• _PROMPT_
Every entry that follows needs to be repeated exactly.

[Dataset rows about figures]
========
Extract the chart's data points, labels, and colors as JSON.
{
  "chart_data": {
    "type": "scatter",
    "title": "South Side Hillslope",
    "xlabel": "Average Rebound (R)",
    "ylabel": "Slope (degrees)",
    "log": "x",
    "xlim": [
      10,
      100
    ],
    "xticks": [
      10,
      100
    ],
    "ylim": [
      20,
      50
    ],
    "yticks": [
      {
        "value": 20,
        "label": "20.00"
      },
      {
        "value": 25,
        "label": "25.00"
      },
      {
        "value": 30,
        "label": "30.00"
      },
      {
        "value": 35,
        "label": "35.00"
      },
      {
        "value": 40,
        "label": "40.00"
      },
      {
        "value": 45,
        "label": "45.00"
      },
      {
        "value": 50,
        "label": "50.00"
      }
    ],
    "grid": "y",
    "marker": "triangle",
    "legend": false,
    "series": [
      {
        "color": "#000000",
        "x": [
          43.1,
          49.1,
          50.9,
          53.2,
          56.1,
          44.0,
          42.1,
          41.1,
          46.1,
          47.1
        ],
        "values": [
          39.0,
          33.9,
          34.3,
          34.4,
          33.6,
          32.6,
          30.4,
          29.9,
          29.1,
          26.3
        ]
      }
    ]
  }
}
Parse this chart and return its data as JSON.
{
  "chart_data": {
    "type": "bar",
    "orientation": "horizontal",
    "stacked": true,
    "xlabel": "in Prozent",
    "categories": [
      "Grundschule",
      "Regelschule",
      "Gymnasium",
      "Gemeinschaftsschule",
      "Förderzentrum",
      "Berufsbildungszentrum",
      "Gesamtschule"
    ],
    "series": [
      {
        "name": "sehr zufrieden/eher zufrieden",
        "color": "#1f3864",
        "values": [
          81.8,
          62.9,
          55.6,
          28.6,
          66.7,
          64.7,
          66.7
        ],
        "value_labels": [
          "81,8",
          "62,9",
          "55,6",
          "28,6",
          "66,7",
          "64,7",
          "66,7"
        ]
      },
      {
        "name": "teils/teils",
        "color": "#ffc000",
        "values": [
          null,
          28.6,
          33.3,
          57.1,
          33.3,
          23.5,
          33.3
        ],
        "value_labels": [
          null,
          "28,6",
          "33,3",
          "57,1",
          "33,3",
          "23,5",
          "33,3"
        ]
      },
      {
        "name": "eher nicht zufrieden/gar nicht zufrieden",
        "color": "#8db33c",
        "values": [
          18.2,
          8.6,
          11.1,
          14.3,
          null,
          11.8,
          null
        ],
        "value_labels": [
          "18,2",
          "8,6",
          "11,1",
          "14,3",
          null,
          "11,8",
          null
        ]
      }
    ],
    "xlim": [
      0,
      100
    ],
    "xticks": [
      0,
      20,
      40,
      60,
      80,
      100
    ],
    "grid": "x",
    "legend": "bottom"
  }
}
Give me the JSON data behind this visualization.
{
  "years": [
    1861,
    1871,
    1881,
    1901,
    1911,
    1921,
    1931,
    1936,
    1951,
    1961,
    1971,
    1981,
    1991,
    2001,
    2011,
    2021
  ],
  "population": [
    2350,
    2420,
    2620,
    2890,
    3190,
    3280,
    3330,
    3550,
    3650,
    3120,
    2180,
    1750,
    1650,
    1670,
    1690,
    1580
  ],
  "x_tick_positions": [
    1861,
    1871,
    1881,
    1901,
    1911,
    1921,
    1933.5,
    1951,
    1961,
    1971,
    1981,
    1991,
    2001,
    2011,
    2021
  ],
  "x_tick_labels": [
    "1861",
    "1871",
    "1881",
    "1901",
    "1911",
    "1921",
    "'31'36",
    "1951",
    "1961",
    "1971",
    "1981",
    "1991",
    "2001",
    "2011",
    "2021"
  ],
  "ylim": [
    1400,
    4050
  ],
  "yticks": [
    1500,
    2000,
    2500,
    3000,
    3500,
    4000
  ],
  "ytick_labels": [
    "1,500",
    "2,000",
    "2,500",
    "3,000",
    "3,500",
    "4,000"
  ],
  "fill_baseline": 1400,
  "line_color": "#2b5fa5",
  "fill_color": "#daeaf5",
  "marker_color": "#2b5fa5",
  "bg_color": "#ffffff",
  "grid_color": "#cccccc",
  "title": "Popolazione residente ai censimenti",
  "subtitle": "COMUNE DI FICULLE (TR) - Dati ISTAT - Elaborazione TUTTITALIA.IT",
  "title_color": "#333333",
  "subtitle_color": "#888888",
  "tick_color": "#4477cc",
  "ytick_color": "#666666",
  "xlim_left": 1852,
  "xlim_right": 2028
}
========
• _EXPECTED ANSWER_
Extract the chart's data points, labels, and colors as JSON.
{
  "chart_data": {
    "type": "scatter",
    "title": "South Side Hillslope",
    "xlabel": "Average Rebound (R)",
    "ylabel": "Slope (degrees)",
    "log": "x",
    "xlim": [
      10,
      100
    ],
    "xticks": [
      10,
      100
    ],
    "ylim": [
      20,
      50
    ],
    "yticks": [
      {
        "value": 20,
        "label": "20.00"
      },
      {
        "value": 25,
        "label": "25.00"
      },
      {
        "value": 30,
        "label": "30.00"
      },
      {
        "value": 35,
        "label": "35.00"
      },
      {
        "value": 40,
        "label": "40.00"
      },
      {
        "value": 45,
        "label": "45.00"
      },
      {
        "value": 50,
        "label": "50.00"
      }
    ],
    "grid": "y",
    "marker": "triangle",
    "legend": false,
    "series": [
      {
        "color": "#000000",
        "x": [
          43.1,
          49.1,
          50.9,
          53.2,
          56.1,
          44.0,
          42.1,
          41.1,
          46.1,
          47.1
        ],
        "values": [
          39.0,
          33.9,
          34.3,
          34.4,
          33.6,
          32.6,
          30.4,
          29.9,
          29.1,
          26.3
        ]
      }
    ]
  }
}
Parse this chart and return its data as JSON.
{
  "chart_data": {
    "type": "bar",
    "orientation": "horizontal",
    "stacked": true,
    "xlabel": "in Prozent",
    "categories": [
      "Grundschule",
      "Regelschule",
      "Gymnasium",
      "Gemeinschaftsschule",
      "Förderzentrum",
      "Berufsbildungszentrum",
      "Gesamtschule"
    ],
    "series": [
      {
        "name": "sehr zufrieden/eher zufrieden",
        "color": "#1f3864",
        "values": [
          81.8,
          62.9,
          55.6,
          28.6,
          66.7,
          64.7,
          66.7
        ],
        "value_labels": [
          "81,8",
          "62,9",
          "55,6",
          "28,6",
          "66,7",
          "64,7",
          "66,7"
        ]
      },
      {
        "name": "teils/teils",
        "color": "#ffc000",
        "values": [
          null,
          28.6,
          33.3,
          57.1,
          33.3,
          23.5,
          33.3
        ],
        "value_labels": [
          null,
          "28,6",
          "33,3",
          "57,1",
          "33,3",
          "23,5",
          "33,3"
        ]
      },
      {
        "name": "eher nicht zufrieden/gar nicht zufrieden",
        "color": "#8db33c",
        "values": [
          18.2,
          8.6,
          11.1,
          14.3,
          null,
          11.8,
          null
        ],
        "value_labels": [
          "18,2",
          "8,6",
          "11,1",
          "14,3",
          null,
          "11,8",
          null
        ]
      }
    ],
    "xlim": [
      0,
      100
    ],
    "xticks": [
      0,
      20,
      40,
      60,
      80,
      100
    ],
    "grid": "x",
    "legend": "bottom"
  }
}
Give me the JSON data behind this visualization.
{
  "years": [
    1861,
    1871,
    1881,
    1901,
    1911,
    1921,
    1931,
    1936,
    1951,
    1961,
    1971,
    1981,
    1991,
    2001,
    2011,
    2021
  ],
  "population": [
    2350,
    2420,
    2620,
    2890,
    3190,
    3280,
    3330,
    3550,
    3650,
    3120,
    2180,
    1750,
    1650,
    1670,
    1690,
    1580
  ],
  "x_tick_positions": [
    1861,
    1871,
    1881,
    1901,
    1911,
    1921,
    1933.5,
    1951,
    1961,
    1971,
    1981,
    1991,
    2001,
    2011,
    2021
  ],
  "x_tick_labels": [
    "1861",
    "1871",
    "1881",
    "1901",
    "1911",
    "1921",
    "'31'36",
    "1951",
    "1961",
    "1971",
    "1981",
    "1991",
    "2001",
    "2011",
    "2021"
  ],
  "ylim": [
    1400,
    4050
  ],
  "yticks": [
    1500,
    2000,
    2500,
    3000,
    3500,
    4000
  ],
  "ytick_labels": [
    "1,500",
    "2,000",
    "2,500",
    "3,000",
    "3,500",
    "4,000"
  ],
  "fill_baseline": 1400,
  "line_color": "#2b5fa5",
  "fill_color": "#daeaf5",
  "marker_color": "#2b5fa5",
  "bg_color": "#ffffff",
  "grid_color": "#cccccc",
  "title": "Popolazione residente ai censimenti",
  "subtitle": "COMUNE DI FICULLE (TR) - Dati ISTAT - Elaborazione TUTTITALIA.IT",
  "title_color": "#333333",
  "subtitle_color": "#888888",
  "tick_color": "#4477cc",
  "ytick_color": "#666666",
  "xlim_left": 1852,
  "xlim_right": 2028
}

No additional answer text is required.